-- START OF RECORDS FOR THE TASK --

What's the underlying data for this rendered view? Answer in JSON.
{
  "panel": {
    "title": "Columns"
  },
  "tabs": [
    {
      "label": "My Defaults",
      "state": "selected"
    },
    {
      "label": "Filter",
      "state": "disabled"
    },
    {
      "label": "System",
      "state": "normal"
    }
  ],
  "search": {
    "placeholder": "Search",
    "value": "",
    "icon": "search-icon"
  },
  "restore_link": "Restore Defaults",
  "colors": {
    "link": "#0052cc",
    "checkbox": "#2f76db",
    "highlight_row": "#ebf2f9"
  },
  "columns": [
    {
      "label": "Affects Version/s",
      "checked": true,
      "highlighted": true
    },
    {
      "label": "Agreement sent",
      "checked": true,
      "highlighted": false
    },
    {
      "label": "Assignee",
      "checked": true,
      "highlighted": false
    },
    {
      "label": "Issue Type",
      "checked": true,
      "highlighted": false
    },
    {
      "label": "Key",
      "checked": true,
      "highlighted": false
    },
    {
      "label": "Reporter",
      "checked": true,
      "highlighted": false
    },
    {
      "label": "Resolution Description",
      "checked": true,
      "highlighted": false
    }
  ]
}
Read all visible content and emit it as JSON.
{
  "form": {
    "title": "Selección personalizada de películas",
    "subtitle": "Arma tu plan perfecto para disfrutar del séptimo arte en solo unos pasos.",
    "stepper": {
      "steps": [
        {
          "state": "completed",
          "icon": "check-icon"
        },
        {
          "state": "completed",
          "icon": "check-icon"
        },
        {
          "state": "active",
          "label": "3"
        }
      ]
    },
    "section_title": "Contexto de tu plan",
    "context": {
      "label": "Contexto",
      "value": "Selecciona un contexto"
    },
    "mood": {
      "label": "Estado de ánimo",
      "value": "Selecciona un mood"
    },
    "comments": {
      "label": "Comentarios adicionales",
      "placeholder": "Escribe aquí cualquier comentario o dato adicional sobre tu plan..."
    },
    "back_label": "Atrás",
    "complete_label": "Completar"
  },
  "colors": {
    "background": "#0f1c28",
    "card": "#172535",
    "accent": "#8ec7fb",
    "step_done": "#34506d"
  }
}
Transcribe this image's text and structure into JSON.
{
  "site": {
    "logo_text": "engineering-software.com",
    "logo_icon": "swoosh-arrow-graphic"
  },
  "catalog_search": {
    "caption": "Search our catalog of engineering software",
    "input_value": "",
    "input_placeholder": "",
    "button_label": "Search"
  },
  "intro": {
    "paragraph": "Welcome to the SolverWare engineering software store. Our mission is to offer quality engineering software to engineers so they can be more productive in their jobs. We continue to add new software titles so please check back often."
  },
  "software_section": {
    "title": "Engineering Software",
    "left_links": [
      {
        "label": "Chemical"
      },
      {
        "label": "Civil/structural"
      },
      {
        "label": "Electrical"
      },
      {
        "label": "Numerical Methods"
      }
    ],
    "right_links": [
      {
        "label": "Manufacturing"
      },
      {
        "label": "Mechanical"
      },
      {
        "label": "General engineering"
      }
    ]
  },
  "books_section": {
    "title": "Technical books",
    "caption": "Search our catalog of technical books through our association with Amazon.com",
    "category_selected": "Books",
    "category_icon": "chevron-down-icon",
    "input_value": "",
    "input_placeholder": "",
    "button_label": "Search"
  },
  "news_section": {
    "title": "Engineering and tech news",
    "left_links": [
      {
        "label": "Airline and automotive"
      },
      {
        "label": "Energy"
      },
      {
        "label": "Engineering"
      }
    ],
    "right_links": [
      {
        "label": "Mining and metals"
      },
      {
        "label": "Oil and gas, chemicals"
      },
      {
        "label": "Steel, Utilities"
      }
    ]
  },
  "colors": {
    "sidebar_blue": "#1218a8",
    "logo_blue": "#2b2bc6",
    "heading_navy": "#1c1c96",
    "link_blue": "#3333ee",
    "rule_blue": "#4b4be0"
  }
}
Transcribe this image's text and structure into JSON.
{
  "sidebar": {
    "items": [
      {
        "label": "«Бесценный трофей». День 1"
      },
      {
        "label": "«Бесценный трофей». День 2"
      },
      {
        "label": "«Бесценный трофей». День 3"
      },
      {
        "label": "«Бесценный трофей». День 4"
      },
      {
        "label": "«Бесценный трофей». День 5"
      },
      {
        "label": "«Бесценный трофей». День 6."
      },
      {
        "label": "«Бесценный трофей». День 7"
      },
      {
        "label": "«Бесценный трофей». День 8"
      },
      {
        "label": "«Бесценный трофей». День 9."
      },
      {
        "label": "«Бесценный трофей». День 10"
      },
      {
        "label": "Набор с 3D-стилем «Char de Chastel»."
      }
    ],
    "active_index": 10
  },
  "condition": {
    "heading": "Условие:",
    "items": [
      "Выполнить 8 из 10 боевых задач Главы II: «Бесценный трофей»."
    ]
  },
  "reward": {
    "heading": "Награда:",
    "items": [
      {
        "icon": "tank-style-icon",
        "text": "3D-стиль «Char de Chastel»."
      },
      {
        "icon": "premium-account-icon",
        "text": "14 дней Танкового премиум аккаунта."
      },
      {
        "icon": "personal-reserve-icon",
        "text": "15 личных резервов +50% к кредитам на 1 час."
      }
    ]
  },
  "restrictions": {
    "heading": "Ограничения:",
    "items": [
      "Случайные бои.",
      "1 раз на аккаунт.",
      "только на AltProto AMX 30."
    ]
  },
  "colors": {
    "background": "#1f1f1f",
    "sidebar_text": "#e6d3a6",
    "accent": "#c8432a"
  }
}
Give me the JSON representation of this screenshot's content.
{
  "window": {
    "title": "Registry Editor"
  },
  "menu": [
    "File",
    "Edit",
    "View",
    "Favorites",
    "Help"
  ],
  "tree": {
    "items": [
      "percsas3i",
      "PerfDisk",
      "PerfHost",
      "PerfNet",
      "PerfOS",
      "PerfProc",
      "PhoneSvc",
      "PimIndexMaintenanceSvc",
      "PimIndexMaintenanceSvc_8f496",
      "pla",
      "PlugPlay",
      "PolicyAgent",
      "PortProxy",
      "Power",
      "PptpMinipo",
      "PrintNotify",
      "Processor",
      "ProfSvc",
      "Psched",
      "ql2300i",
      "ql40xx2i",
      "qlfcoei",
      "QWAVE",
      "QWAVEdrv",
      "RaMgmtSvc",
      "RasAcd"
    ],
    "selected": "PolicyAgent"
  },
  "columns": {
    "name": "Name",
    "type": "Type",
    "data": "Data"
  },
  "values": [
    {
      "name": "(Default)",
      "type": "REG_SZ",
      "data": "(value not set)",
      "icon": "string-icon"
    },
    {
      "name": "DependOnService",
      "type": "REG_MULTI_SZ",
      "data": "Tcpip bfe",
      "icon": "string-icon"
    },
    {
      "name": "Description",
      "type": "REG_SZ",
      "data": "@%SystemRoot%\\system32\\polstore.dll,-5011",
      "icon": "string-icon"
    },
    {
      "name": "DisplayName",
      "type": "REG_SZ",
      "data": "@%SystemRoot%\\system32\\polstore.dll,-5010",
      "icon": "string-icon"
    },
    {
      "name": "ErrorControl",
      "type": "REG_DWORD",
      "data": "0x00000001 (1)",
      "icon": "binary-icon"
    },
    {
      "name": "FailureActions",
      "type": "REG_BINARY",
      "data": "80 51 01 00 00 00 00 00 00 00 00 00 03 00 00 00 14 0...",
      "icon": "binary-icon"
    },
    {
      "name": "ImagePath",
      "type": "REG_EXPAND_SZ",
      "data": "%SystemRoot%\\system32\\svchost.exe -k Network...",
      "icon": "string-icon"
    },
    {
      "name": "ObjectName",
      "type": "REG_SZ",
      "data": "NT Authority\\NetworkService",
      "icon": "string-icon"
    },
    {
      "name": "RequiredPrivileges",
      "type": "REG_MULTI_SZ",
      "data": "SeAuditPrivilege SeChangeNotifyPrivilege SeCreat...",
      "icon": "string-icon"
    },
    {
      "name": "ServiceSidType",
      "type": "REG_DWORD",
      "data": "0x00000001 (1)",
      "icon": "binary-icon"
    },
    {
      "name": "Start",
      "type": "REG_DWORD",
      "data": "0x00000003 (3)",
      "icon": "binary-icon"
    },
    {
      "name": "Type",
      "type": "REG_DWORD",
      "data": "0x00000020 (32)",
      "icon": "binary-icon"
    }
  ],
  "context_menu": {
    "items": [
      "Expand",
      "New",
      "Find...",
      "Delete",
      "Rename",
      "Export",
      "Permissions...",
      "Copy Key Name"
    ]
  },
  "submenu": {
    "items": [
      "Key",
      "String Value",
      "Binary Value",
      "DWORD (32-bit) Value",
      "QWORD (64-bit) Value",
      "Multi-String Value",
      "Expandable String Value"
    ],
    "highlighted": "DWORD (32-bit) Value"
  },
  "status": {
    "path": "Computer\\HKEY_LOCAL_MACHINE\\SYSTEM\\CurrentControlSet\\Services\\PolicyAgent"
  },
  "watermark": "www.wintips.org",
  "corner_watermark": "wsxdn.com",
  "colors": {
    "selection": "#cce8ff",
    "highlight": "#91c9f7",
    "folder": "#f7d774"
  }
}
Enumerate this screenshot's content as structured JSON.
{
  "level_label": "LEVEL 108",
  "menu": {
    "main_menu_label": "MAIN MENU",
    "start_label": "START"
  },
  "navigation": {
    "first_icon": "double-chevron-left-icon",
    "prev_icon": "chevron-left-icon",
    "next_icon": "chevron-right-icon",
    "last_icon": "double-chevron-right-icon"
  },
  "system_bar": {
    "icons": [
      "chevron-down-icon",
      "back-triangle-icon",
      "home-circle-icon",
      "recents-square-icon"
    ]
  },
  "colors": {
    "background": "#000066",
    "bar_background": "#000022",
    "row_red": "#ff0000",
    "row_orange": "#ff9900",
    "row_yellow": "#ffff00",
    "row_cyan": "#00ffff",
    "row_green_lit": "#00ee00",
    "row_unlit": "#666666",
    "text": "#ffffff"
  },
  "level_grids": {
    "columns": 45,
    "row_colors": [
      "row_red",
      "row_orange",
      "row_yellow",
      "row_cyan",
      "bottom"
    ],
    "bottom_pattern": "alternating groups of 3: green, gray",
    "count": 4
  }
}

-- END OF RECORDS FOR THE TASK --

§ TO BE DONE: Give the count of lines in the data shown above that contain "Бесценный", and nothing else.

§ FINAL ANSWER: 11